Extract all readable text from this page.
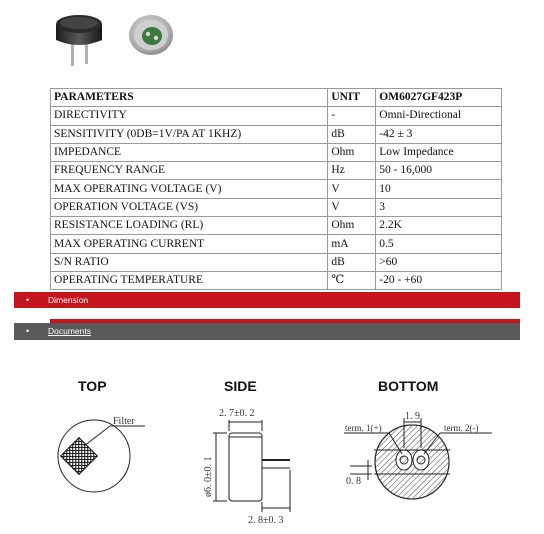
PARAMETERS	UNIT	OM6027GF423P
DIRECTIVITY	-	Omni-Directional
SENSITIVITY (0DB=1V/PA AT 1KHZ)	dB	-42 ± 3
IMPEDANCE	Ohm	Low Impedance
FREQUENCY RANGE	Hz	50 - 16,000
MAX OPERATING VOLTAGE (V)	V	10
OPERATION VOLTAGE (VS)	V	3
RESISTANCE LOADING (RL)	Ohm	2.2K
MAX OPERATING CURRENT	mA	0.5
S/N RATIO	dB	>60
OPERATING TEMPERATURE	℃	-20 - +60
• Dimension
• Documents
TOP	SIDE	BOTTOM
Filter
2. 7±0. 2
ø6. 0±0. 1
2. 8±0. 3
1. 9
term. 1(+)	term. 2(-)
0. 8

Task objective |
All of the material above should be reproduced exactly, except the pictures.

Solution to this task |
Extract all readable text from this page.
PARAMETERS	UNIT	OM6027GF423P
DIRECTIVITY	-	Omni-Directional
SENSITIVITY (0DB=1V/PA AT 1KHZ)	dB	-42 ± 3
IMPEDANCE	Ohm	Low Impedance
FREQUENCY RANGE	Hz	50 - 16,000
MAX OPERATING VOLTAGE (V)	V	10
OPERATION VOLTAGE (VS)	V	3
RESISTANCE LOADING (RL)	Ohm	2.2K
MAX OPERATING CURRENT	mA	0.5
S/N RATIO	dB	>60
OPERATING TEMPERATURE	℃	-20 - +60
• Dimension
• Documents
TOP	SIDE	BOTTOM
Filter
2. 7±0. 2
ø6. 0±0. 1
2. 8±0. 3
1. 9
term. 1(+)	term. 2(-)
0. 8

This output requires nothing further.